RECORDS SHOWN:
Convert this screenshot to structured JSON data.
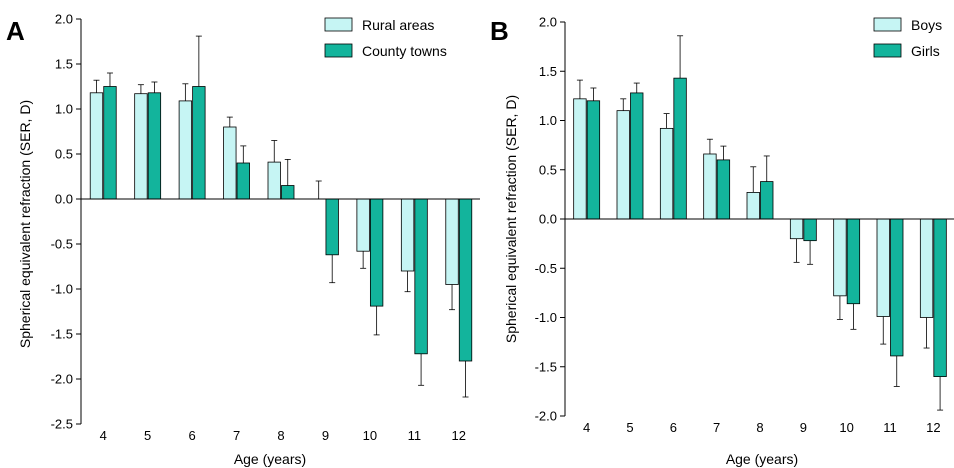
{
  "colors": {
    "series_a": "#c6f5f4",
    "series_b": "#13b49c",
    "stroke": "#000000"
  },
  "chart_data": [
    {
      "type": "bar",
      "panel_label": "A",
      "categories": [
        "4",
        "5",
        "6",
        "7",
        "8",
        "9",
        "10",
        "11",
        "12"
      ],
      "xlabel": "Age (years)",
      "ylabel": "Spherical equivalent refraction (SER, D)",
      "ylim": [
        -2.5,
        2.0
      ],
      "yticks": [
        "2.0",
        "1.5",
        "1.0",
        "0.5",
        "0.0",
        "-0.5",
        "-1.0",
        "-1.5",
        "-2.0",
        "-2.5"
      ],
      "legend_position": "top-right",
      "grid": false,
      "series": [
        {
          "name": "Rural areas",
          "values": [
            1.18,
            1.17,
            1.09,
            0.8,
            0.41,
            0.0,
            -0.58,
            -0.8,
            -0.95
          ],
          "errors": [
            0.14,
            0.1,
            0.19,
            0.11,
            0.24,
            0.2,
            0.19,
            0.23,
            0.28
          ]
        },
        {
          "name": "County towns",
          "values": [
            1.25,
            1.18,
            1.25,
            0.4,
            0.15,
            -0.62,
            -1.19,
            -1.72,
            -1.8
          ],
          "errors": [
            0.15,
            0.12,
            0.56,
            0.19,
            0.29,
            0.31,
            0.32,
            0.35,
            0.4
          ]
        }
      ]
    },
    {
      "type": "bar",
      "panel_label": "B",
      "categories": [
        "4",
        "5",
        "6",
        "7",
        "8",
        "9",
        "10",
        "11",
        "12"
      ],
      "xlabel": "Age (years)",
      "ylabel": "Spherical equivalent refraction (SER, D)",
      "ylim": [
        -2.0,
        2.0
      ],
      "yticks": [
        "2.0",
        "1.5",
        "1.0",
        "0.5",
        "0.0",
        "-0.5",
        "-1.0",
        "-1.5",
        "-2.0"
      ],
      "legend_position": "top-right",
      "grid": false,
      "series": [
        {
          "name": "Boys",
          "values": [
            1.22,
            1.1,
            0.92,
            0.66,
            0.27,
            -0.2,
            -0.78,
            -0.99,
            -1.0
          ],
          "errors": [
            0.19,
            0.12,
            0.15,
            0.15,
            0.26,
            0.24,
            0.24,
            0.28,
            0.31
          ]
        },
        {
          "name": "Girls",
          "values": [
            1.2,
            1.28,
            1.43,
            0.6,
            0.38,
            -0.22,
            -0.86,
            -1.39,
            -1.6
          ],
          "errors": [
            0.13,
            0.1,
            0.43,
            0.14,
            0.26,
            0.24,
            0.26,
            0.31,
            0.34
          ]
        }
      ]
    }
  ]
}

DESCRIPTION OF THE TASK:
Repeat the data exactly, excluding the pictures.

SOLUTION FOR THIS EXERCISE:
Convert this screenshot to structured JSON data.
{
  "colors": {
    "series_a": "#c6f5f4",
    "series_b": "#13b49c",
    "stroke": "#000000"
  },
  "chart_data": [
    {
      "type": "bar",
      "panel_label": "A",
      "categories": [
        "4",
        "5",
        "6",
        "7",
        "8",
        "9",
        "10",
        "11",
        "12"
      ],
      "xlabel": "Age (years)",
      "ylabel": "Spherical equivalent refraction (SER, D)",
      "ylim": [
        -2.5,
        2.0
      ],
      "yticks": [
        "2.0",
        "1.5",
        "1.0",
        "0.5",
        "0.0",
        "-0.5",
        "-1.0",
        "-1.5",
        "-2.0",
        "-2.5"
      ],
      "legend_position": "top-right",
      "grid": false,
      "series": [
        {
          "name": "Rural areas",
          "values": [
            1.18,
            1.17,
            1.09,
            0.8,
            0.41,
            0.0,
            -0.58,
            -0.8,
            -0.95
          ],
          "errors": [
            0.14,
            0.1,
            0.19,
            0.11,
            0.24,
            0.2,
            0.19,
            0.23,
            0.28
          ]
        },
        {
          "name": "County towns",
          "values": [
            1.25,
            1.18,
            1.25,
            0.4,
            0.15,
            -0.62,
            -1.19,
            -1.72,
            -1.8
          ],
          "errors": [
            0.15,
            0.12,
            0.56,
            0.19,
            0.29,
            0.31,
            0.32,
            0.35,
            0.4
          ]
        }
      ]
    },
    {
      "type": "bar",
      "panel_label": "B",
      "categories": [
        "4",
        "5",
        "6",
        "7",
        "8",
        "9",
        "10",
        "11",
        "12"
      ],
      "xlabel": "Age (years)",
      "ylabel": "Spherical equivalent refraction (SER, D)",
      "ylim": [
        -2.0,
        2.0
      ],
      "yticks": [
        "2.0",
        "1.5",
        "1.0",
        "0.5",
        "0.0",
        "-0.5",
        "-1.0",
        "-1.5",
        "-2.0"
      ],
      "legend_position": "top-right",
      "grid": false,
      "series": [
        {
          "name": "Boys",
          "values": [
            1.22,
            1.1,
            0.92,
            0.66,
            0.27,
            -0.2,
            -0.78,
            -0.99,
            -1.0
          ],
          "errors": [
            0.19,
            0.12,
            0.15,
            0.15,
            0.26,
            0.24,
            0.24,
            0.28,
            0.31
          ]
        },
        {
          "name": "Girls",
          "values": [
            1.2,
            1.28,
            1.43,
            0.6,
            0.38,
            -0.22,
            -0.86,
            -1.39,
            -1.6
          ],
          "errors": [
            0.13,
            0.1,
            0.43,
            0.14,
            0.26,
            0.24,
            0.26,
            0.31,
            0.34
          ]
        }
      ]
    }
  ]
}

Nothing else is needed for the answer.